▶ WHAT IS BEING ASKED
Repeat every line exactly, keeping the pictures out of the copy.

▶ MATERIAL

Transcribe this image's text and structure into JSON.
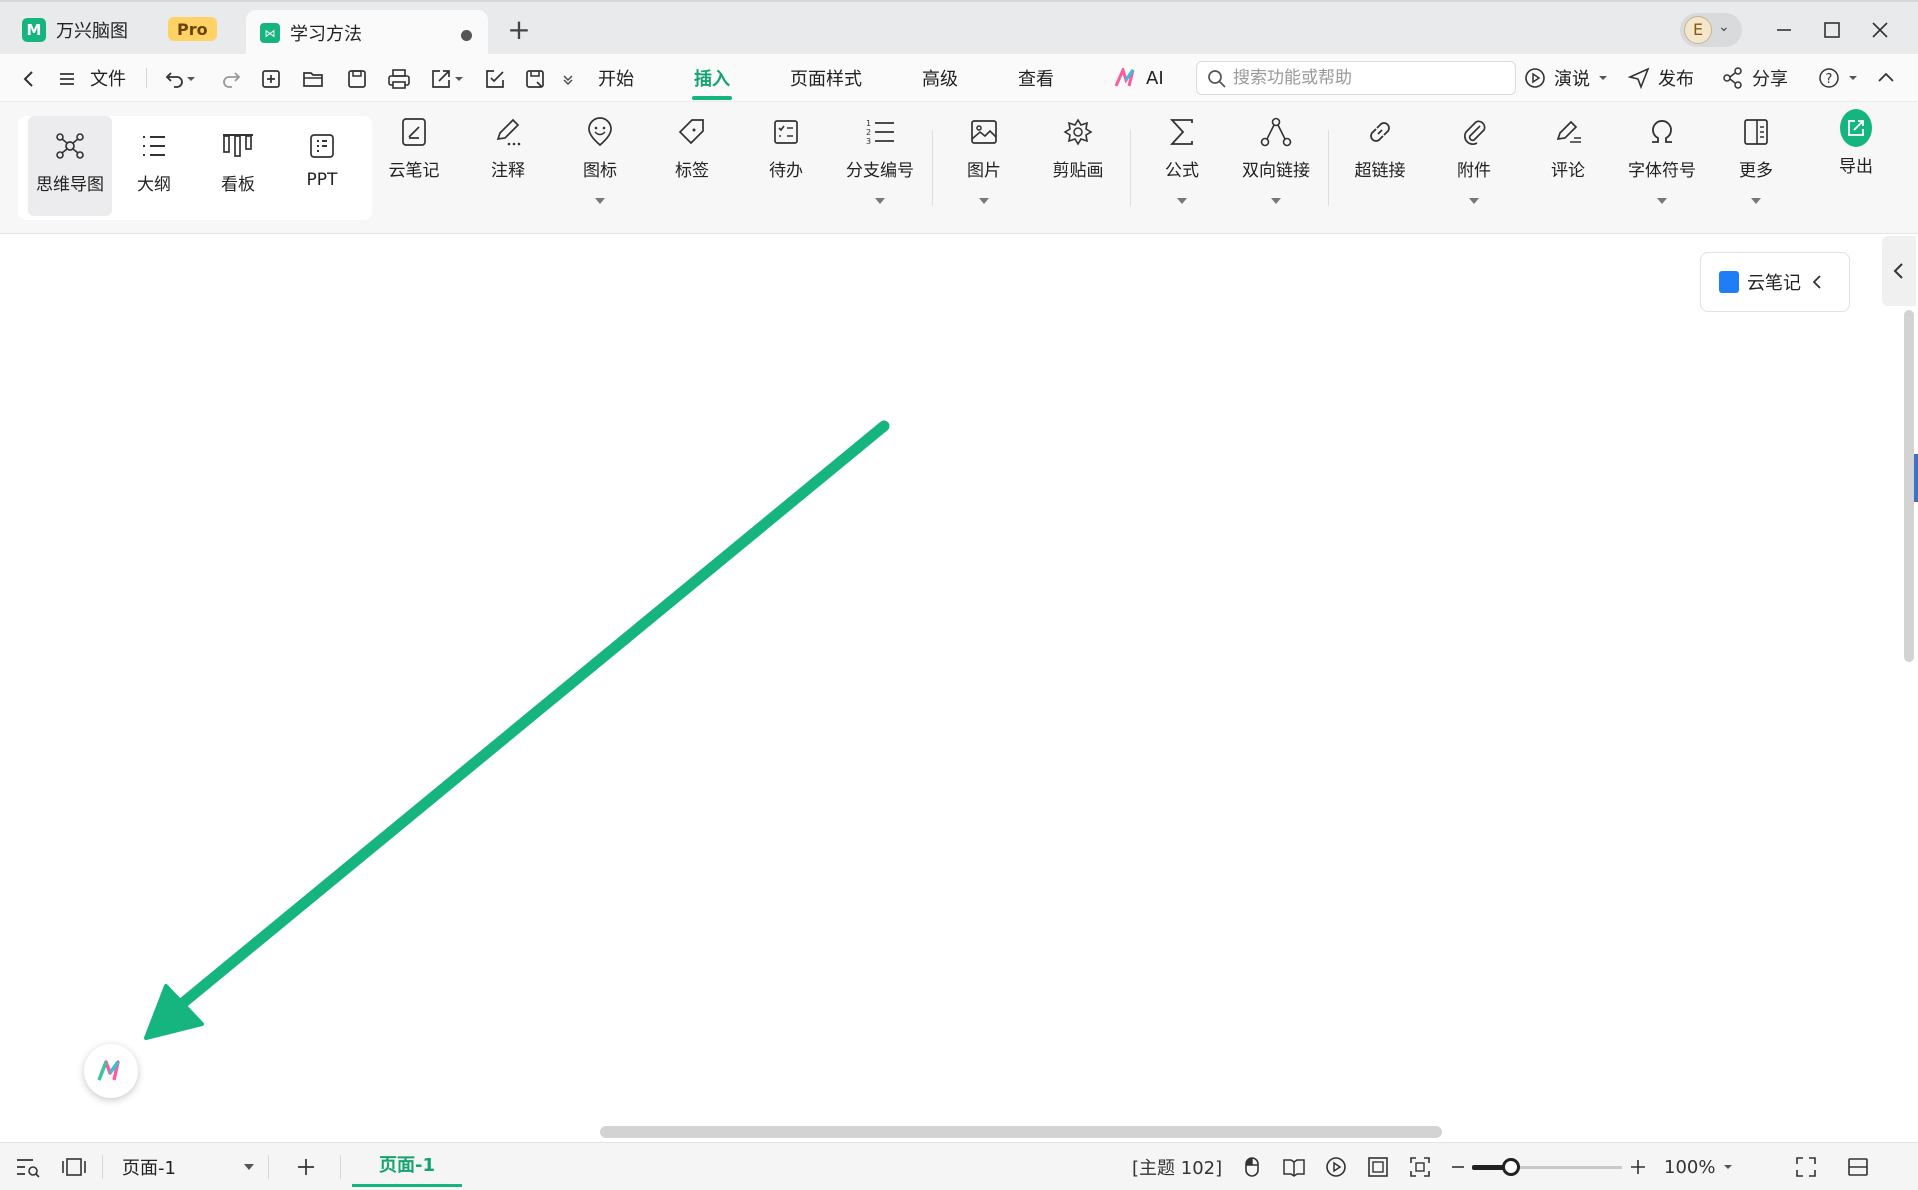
{
  "window": {
    "app_name": "万兴脑图",
    "badge": "Pro",
    "doc_tab_title": "学习方法",
    "user_initial": "E"
  },
  "menubar": {
    "file_label": "文件",
    "tabs": [
      "开始",
      "插入",
      "页面样式",
      "高级",
      "查看",
      "AI"
    ],
    "active_tab": "插入",
    "search_placeholder": "搜索功能或帮助",
    "right_items": {
      "present": "演说",
      "publish": "发布",
      "share": "分享"
    }
  },
  "ribbon": {
    "views": [
      {
        "label": "思维导图",
        "icon": "mindmap-icon",
        "selected": true
      },
      {
        "label": "大纲",
        "icon": "outline-icon"
      },
      {
        "label": "看板",
        "icon": "kanban-icon"
      },
      {
        "label": "PPT",
        "icon": "ppt-icon"
      }
    ],
    "tools": [
      {
        "label": "云笔记",
        "icon": "cloud-note-icon"
      },
      {
        "label": "注释",
        "icon": "annotation-icon"
      },
      {
        "label": "图标",
        "icon": "emoji-icon",
        "dropdown": true
      },
      {
        "label": "标签",
        "icon": "tag-icon"
      },
      {
        "label": "待办",
        "icon": "todo-icon"
      },
      {
        "label": "分支编号",
        "icon": "numbering-icon",
        "dropdown": true
      },
      {
        "label": "图片",
        "icon": "image-icon",
        "dropdown": true
      },
      {
        "label": "剪贴画",
        "icon": "clipart-icon"
      },
      {
        "label": "公式",
        "icon": "formula-icon",
        "dropdown": true
      },
      {
        "label": "双向链接",
        "icon": "bilink-icon",
        "dropdown": true
      },
      {
        "label": "超链接",
        "icon": "hyperlink-icon"
      },
      {
        "label": "附件",
        "icon": "attachment-icon",
        "dropdown": true
      },
      {
        "label": "评论",
        "icon": "comment-icon"
      },
      {
        "label": "字体符号",
        "icon": "symbol-icon",
        "dropdown": true
      },
      {
        "label": "更多",
        "icon": "more-icon",
        "dropdown": true
      }
    ],
    "export_label": "导出"
  },
  "canvas": {
    "cloud_note_panel_label": "云笔记",
    "arrow_color": "#16b47f"
  },
  "statusbar": {
    "page_select": "页面-1",
    "page_tab": "页面-1",
    "topic_count": "[主题 102]",
    "zoom": "100%"
  },
  "colors": {
    "accent": "#16b47f",
    "accent_text": "#16a36f",
    "pro_badge": "#ffd266"
  }
}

▶ EXERCISE RESULT
Transcribe this image's text and structure into JSON.
{
  "window": {
    "app_name": "万兴脑图",
    "badge": "Pro",
    "doc_tab_title": "学习方法",
    "user_initial": "E"
  },
  "menubar": {
    "file_label": "文件",
    "tabs": [
      "开始",
      "插入",
      "页面样式",
      "高级",
      "查看",
      "AI"
    ],
    "active_tab": "插入",
    "search_placeholder": "搜索功能或帮助",
    "right_items": {
      "present": "演说",
      "publish": "发布",
      "share": "分享"
    }
  },
  "ribbon": {
    "views": [
      {
        "label": "思维导图",
        "icon": "mindmap-icon",
        "selected": true
      },
      {
        "label": "大纲",
        "icon": "outline-icon"
      },
      {
        "label": "看板",
        "icon": "kanban-icon"
      },
      {
        "label": "PPT",
        "icon": "ppt-icon"
      }
    ],
    "tools": [
      {
        "label": "云笔记",
        "icon": "cloud-note-icon"
      },
      {
        "label": "注释",
        "icon": "annotation-icon"
      },
      {
        "label": "图标",
        "icon": "emoji-icon",
        "dropdown": true
      },
      {
        "label": "标签",
        "icon": "tag-icon"
      },
      {
        "label": "待办",
        "icon": "todo-icon"
      },
      {
        "label": "分支编号",
        "icon": "numbering-icon",
        "dropdown": true
      },
      {
        "label": "图片",
        "icon": "image-icon",
        "dropdown": true
      },
      {
        "label": "剪贴画",
        "icon": "clipart-icon"
      },
      {
        "label": "公式",
        "icon": "formula-icon",
        "dropdown": true
      },
      {
        "label": "双向链接",
        "icon": "bilink-icon",
        "dropdown": true
      },
      {
        "label": "超链接",
        "icon": "hyperlink-icon"
      },
      {
        "label": "附件",
        "icon": "attachment-icon",
        "dropdown": true
      },
      {
        "label": "评论",
        "icon": "comment-icon"
      },
      {
        "label": "字体符号",
        "icon": "symbol-icon",
        "dropdown": true
      },
      {
        "label": "更多",
        "icon": "more-icon",
        "dropdown": true
      }
    ],
    "export_label": "导出"
  },
  "canvas": {
    "cloud_note_panel_label": "云笔记",
    "arrow_color": "#16b47f"
  },
  "statusbar": {
    "page_select": "页面-1",
    "page_tab": "页面-1",
    "topic_count": "[主题 102]",
    "zoom": "100%"
  },
  "colors": {
    "accent": "#16b47f",
    "accent_text": "#16a36f",
    "pro_badge": "#ffd266"
  }
}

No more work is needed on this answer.